## TASK OBJECTIVE
Can you output the records below exactly as they are written?

## Begin THE INPUT

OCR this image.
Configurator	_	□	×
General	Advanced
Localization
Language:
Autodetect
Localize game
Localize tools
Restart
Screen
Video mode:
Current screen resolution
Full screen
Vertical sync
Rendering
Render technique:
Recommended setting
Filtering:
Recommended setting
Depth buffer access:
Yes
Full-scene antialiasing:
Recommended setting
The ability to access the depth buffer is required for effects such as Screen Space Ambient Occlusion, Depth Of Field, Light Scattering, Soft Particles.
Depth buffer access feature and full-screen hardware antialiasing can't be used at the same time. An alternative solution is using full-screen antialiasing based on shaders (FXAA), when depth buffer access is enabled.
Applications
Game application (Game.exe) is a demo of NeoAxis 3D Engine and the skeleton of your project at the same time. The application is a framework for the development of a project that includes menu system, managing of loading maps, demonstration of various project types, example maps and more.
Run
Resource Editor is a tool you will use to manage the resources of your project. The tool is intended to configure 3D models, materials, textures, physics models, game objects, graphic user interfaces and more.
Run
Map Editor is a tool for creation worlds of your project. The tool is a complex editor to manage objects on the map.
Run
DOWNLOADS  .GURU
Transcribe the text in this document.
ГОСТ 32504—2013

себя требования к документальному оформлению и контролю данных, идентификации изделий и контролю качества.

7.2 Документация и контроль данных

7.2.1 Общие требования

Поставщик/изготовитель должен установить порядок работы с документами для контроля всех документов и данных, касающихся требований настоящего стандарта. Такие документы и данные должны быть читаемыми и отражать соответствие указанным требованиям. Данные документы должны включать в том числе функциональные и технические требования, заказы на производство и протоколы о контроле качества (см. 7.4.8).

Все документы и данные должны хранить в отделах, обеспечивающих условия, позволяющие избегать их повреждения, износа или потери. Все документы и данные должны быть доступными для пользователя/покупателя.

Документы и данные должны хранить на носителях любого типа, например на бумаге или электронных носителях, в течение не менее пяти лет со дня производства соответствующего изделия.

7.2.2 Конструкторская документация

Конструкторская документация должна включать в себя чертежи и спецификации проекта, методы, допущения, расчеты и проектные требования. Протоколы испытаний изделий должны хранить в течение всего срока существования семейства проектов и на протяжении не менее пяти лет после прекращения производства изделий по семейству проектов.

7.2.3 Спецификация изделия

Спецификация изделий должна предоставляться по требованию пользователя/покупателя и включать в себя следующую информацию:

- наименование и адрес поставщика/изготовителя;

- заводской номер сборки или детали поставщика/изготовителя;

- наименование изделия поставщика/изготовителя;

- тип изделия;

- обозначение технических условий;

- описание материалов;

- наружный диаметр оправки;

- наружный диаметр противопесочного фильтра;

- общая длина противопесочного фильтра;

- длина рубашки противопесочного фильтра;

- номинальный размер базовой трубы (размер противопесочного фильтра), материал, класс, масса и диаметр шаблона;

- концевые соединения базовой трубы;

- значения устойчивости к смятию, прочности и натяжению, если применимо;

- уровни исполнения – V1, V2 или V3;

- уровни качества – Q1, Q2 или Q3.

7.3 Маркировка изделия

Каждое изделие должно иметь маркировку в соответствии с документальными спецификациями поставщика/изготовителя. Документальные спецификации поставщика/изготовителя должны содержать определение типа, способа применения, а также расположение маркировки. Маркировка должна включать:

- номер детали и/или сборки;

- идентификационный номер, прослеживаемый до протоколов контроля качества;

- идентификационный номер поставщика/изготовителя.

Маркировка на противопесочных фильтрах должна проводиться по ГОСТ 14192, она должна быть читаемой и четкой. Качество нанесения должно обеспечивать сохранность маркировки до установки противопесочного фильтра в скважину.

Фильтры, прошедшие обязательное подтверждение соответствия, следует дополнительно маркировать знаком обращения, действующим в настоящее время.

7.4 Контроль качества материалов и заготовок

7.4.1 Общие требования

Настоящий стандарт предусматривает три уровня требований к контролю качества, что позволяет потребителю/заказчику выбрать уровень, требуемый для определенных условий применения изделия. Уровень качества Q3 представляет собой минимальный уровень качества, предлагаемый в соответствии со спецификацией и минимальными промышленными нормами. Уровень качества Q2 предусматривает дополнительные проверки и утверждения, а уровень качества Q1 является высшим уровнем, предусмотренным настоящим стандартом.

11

## End THE INPUT

## ANSWER TO THIS EXERCISE
OCR this image.
Configurator	_	□	×
General	Advanced
Localization
Language:
Autodetect
Localize game
Localize tools
Restart
Screen
Video mode:
Current screen resolution
Full screen
Vertical sync
Rendering
Render technique:
Recommended setting
Filtering:
Recommended setting
Depth buffer access:
Yes
Full-scene antialiasing:
Recommended setting
The ability to access the depth buffer is required for effects such as Screen Space Ambient Occlusion, Depth Of Field, Light Scattering, Soft Particles.
Depth buffer access feature and full-screen hardware antialiasing can't be used at the same time. An alternative solution is using full-screen antialiasing based on shaders (FXAA), when depth buffer access is enabled.
Applications
Game application (Game.exe) is a demo of NeoAxis 3D Engine and the skeleton of your project at the same time. The application is a framework for the development of a project that includes menu system, managing of loading maps, demonstration of various project types, example maps and more.
Run
Resource Editor is a tool you will use to manage the resources of your project. The tool is intended to configure 3D models, materials, textures, physics models, game objects, graphic user interfaces and more.
Run
Map Editor is a tool for creation worlds of your project. The tool is a complex editor to manage objects on the map.
Run
DOWNLOADS  .GURU
Transcribe the text in this document.
ГОСТ 32504—2013

себя требования к документальному оформлению и контролю данных, идентификации изделий и контролю качества.

7.2 Документация и контроль данных

7.2.1 Общие требования

Поставщик/изготовитель должен установить порядок работы с документами для контроля всех документов и данных, касающихся требований настоящего стандарта. Такие документы и данные должны быть читаемыми и отражать соответствие указанным требованиям. Данные документы должны включать в том числе функциональные и технические требования, заказы на производство и протоколы о контроле качества (см. 7.4.8).

Все документы и данные должны хранить в отделах, обеспечивающих условия, позволяющие избегать их повреждения, износа или потери. Все документы и данные должны быть доступными для пользователя/покупателя.

Документы и данные должны хранить на носителях любого типа, например на бумаге или электронных носителях, в течение не менее пяти лет со дня производства соответствующего изделия.

7.2.2 Конструкторская документация

Конструкторская документация должна включать в себя чертежи и спецификации проекта, методы, допущения, расчеты и проектные требования. Протоколы испытаний изделий должны хранить в течение всего срока существования семейства проектов и на протяжении не менее пяти лет после прекращения производства изделий по семейству проектов.

7.2.3 Спецификация изделия

Спецификация изделий должна предоставляться по требованию пользователя/покупателя и включать в себя следующую информацию:

- наименование и адрес поставщика/изготовителя;

- заводской номер сборки или детали поставщика/изготовителя;

- наименование изделия поставщика/изготовителя;

- тип изделия;

- обозначение технических условий;

- описание материалов;

- наружный диаметр оправки;

- наружный диаметр противопесочного фильтра;

- общая длина противопесочного фильтра;

- длина рубашки противопесочного фильтра;

- номинальный размер базовой трубы (размер противопесочного фильтра), материал, класс, масса и диаметр шаблона;

- концевые соединения базовой трубы;

- значения устойчивости к смятию, прочности и натяжению, если применимо;

- уровни исполнения – V1, V2 или V3;

- уровни качества – Q1, Q2 или Q3.

7.3 Маркировка изделия

Каждое изделие должно иметь маркировку в соответствии с документальными спецификациями поставщика/изготовителя. Документальные спецификации поставщика/изготовителя должны содержать определение типа, способа применения, а также расположение маркировки. Маркировка должна включать:

- номер детали и/или сборки;

- идентификационный номер, прослеживаемый до протоколов контроля качества;

- идентификационный номер поставщика/изготовителя.

Маркировка на противопесочных фильтрах должна проводиться по ГОСТ 14192, она должна быть читаемой и четкой. Качество нанесения должно обеспечивать сохранность маркировки до установки противопесочного фильтра в скважину.

Фильтры, прошедшие обязательное подтверждение соответствия, следует дополнительно маркировать знаком обращения, действующим в настоящее время.

7.4 Контроль качества материалов и заготовок

7.4.1 Общие требования

Настоящий стандарт предусматривает три уровня требований к контролю качества, что позволяет потребителю/заказчику выбрать уровень, требуемый для определенных условий применения изделия. Уровень качества Q3 представляет собой минимальный уровень качества, предлагаемый в соответствии со спецификацией и минимальными промышленными нормами. Уровень качества Q2 предусматривает дополнительные проверки и утверждения, а уровень качества Q1 является высшим уровнем, предусмотренным настоящим стандартом.

11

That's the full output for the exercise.